#### [What is expected]
Please count the lines below that contain the word "screenshot", and reply with that number alone.

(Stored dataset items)
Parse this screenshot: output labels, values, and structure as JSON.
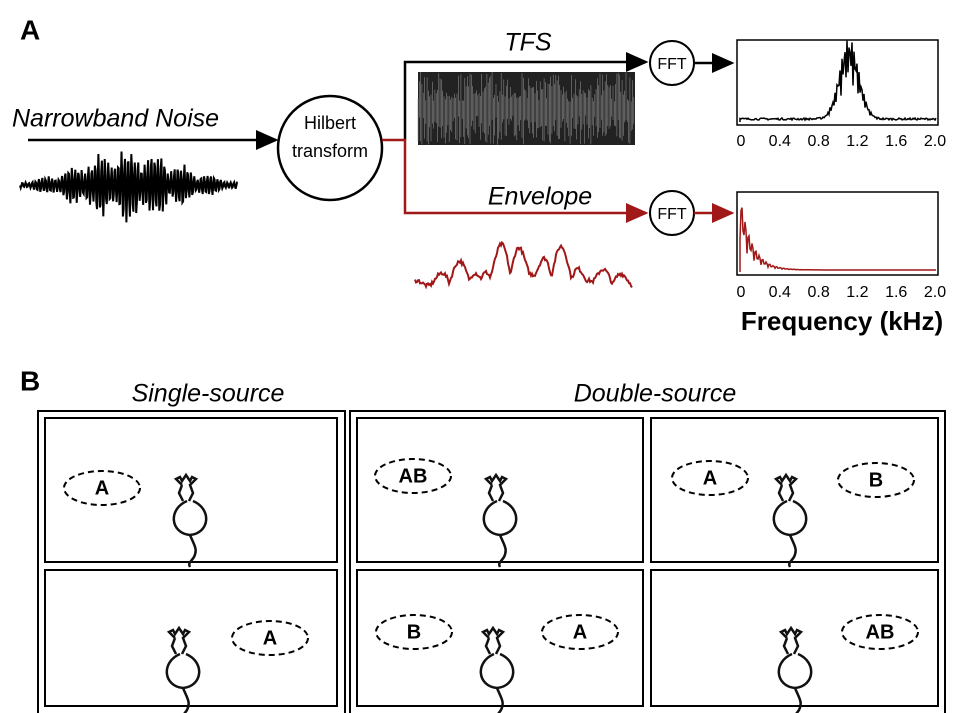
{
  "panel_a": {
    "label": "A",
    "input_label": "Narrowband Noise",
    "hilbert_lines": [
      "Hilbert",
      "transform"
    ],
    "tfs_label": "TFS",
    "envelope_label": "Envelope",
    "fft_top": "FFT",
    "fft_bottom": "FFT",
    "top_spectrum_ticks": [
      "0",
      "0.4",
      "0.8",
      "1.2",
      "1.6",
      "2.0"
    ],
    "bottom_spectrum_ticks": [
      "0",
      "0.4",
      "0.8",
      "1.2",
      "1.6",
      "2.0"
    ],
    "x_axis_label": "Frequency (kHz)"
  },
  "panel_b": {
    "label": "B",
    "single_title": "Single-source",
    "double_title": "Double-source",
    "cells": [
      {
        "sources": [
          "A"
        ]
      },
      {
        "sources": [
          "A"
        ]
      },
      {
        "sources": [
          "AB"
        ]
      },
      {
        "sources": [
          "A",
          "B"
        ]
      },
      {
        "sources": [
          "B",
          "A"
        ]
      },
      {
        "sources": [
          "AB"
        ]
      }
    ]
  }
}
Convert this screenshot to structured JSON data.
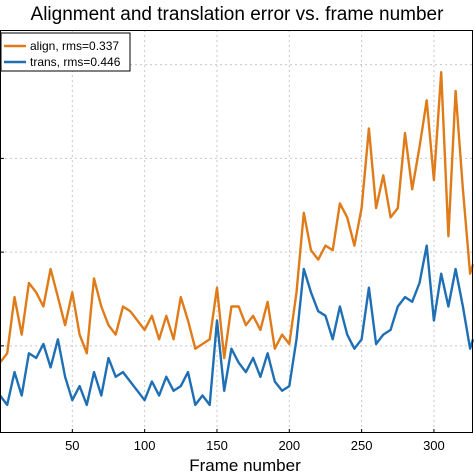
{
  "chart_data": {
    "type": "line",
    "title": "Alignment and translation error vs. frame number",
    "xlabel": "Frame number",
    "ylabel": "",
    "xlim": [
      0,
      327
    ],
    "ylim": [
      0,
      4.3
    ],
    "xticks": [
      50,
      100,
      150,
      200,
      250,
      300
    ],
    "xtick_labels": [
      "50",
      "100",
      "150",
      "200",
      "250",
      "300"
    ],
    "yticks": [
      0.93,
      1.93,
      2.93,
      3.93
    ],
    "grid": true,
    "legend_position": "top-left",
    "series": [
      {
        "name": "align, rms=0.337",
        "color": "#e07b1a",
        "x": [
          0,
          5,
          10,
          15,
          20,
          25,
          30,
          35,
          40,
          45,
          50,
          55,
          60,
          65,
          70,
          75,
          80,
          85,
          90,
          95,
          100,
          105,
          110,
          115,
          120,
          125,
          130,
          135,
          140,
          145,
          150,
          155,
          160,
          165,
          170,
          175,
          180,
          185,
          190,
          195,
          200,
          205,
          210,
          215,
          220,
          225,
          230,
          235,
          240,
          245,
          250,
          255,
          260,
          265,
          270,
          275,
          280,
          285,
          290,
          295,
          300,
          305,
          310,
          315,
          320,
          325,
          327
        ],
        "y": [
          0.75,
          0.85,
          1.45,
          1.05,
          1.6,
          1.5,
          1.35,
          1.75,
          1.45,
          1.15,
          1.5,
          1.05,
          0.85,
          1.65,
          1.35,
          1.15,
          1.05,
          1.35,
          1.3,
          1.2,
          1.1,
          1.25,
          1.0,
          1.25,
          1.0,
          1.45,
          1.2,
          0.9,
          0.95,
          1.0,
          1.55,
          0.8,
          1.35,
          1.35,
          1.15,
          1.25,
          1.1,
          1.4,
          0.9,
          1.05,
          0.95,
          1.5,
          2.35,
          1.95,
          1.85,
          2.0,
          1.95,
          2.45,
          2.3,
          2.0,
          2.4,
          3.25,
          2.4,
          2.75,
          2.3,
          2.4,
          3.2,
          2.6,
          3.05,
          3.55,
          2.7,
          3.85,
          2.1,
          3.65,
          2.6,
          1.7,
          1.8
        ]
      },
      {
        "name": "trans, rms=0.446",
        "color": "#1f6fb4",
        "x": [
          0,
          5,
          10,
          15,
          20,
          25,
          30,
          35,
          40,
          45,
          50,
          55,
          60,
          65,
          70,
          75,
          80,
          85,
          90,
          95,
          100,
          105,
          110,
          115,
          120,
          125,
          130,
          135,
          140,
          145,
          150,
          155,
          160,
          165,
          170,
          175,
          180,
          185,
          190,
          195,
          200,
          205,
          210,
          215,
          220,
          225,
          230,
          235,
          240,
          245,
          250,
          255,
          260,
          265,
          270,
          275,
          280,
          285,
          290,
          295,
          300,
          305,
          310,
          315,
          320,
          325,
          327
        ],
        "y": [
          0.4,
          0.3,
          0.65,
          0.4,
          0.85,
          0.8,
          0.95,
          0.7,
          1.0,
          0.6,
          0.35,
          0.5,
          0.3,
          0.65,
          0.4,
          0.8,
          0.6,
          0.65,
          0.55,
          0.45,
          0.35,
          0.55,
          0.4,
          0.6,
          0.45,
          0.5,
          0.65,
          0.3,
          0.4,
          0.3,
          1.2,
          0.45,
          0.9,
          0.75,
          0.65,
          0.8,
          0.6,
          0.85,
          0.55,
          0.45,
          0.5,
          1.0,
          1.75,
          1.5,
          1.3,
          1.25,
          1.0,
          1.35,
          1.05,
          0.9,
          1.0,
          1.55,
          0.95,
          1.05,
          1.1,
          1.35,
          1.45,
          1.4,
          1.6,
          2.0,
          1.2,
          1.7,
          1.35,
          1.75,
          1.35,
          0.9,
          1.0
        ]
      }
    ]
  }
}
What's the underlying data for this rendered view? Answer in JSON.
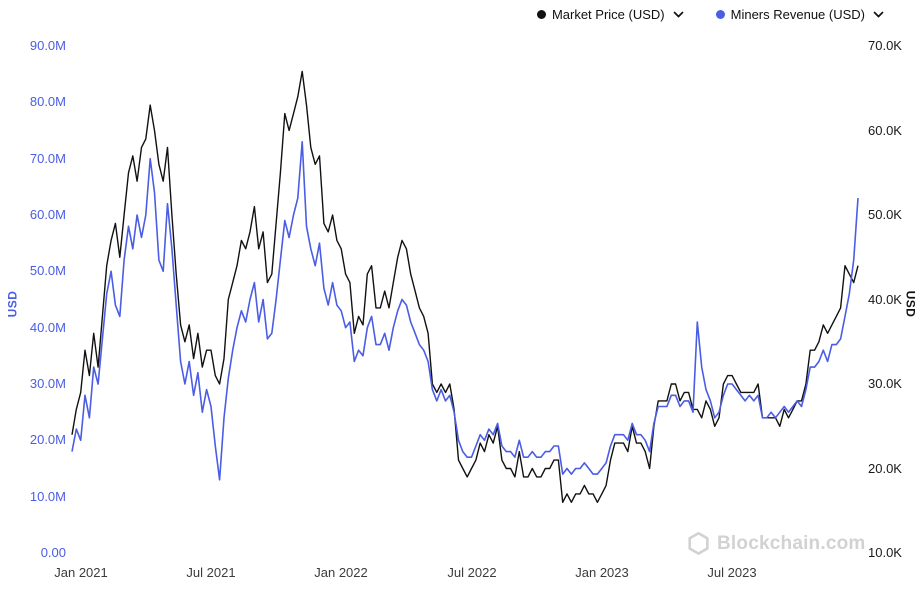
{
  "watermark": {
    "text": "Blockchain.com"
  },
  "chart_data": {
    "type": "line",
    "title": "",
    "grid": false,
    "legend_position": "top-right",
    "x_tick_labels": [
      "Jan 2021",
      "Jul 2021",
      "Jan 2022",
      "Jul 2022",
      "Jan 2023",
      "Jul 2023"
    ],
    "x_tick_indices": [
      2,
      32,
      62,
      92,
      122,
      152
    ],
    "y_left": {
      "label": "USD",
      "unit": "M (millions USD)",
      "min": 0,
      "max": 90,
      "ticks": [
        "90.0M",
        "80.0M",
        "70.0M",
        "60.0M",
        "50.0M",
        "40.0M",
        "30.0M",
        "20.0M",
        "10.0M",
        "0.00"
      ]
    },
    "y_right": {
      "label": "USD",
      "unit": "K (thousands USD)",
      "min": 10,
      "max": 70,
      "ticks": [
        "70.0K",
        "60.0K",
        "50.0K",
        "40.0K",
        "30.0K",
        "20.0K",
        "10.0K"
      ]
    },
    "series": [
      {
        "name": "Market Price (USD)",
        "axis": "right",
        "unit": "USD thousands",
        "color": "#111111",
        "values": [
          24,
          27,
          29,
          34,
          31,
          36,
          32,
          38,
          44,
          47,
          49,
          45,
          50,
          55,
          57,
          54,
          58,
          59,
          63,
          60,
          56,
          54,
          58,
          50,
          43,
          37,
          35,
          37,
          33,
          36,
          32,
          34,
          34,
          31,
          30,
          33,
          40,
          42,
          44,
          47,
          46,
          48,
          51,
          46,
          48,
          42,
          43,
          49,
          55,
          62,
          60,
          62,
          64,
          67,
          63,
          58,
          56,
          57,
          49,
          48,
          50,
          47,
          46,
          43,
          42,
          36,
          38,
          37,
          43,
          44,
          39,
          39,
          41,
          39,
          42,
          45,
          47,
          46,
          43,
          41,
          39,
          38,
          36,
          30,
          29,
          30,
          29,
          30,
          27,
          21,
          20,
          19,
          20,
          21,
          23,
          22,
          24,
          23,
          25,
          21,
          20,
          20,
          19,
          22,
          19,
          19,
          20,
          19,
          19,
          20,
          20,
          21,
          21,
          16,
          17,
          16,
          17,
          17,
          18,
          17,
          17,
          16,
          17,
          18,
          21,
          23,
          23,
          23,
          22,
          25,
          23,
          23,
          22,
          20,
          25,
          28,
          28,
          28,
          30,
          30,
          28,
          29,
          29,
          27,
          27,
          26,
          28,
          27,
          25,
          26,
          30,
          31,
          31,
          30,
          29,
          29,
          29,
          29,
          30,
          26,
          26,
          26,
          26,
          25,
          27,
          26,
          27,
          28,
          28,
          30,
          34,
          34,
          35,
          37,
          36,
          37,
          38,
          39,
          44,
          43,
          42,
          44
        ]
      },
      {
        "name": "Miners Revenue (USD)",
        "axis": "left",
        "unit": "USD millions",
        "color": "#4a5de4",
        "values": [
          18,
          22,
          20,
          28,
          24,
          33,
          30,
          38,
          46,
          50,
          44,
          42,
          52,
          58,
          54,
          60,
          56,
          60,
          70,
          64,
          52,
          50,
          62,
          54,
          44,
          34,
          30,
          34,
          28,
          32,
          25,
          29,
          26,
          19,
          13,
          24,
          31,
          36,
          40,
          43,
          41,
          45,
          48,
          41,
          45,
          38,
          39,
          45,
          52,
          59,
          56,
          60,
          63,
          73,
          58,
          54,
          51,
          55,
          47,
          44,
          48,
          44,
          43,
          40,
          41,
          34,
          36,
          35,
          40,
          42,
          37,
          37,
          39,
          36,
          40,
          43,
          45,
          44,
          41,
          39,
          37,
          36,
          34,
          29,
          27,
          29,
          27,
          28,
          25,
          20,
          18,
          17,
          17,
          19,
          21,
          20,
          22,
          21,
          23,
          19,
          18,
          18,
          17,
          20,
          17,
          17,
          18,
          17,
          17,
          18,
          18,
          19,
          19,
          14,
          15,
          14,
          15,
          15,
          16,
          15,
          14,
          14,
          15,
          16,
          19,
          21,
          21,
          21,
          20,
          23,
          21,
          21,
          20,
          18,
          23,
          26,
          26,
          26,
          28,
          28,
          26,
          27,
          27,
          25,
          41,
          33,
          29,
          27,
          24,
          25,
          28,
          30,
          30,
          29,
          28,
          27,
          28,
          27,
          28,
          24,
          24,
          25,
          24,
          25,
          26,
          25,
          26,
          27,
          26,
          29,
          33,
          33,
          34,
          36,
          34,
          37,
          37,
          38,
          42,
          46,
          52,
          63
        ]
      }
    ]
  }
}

#### [Response]
2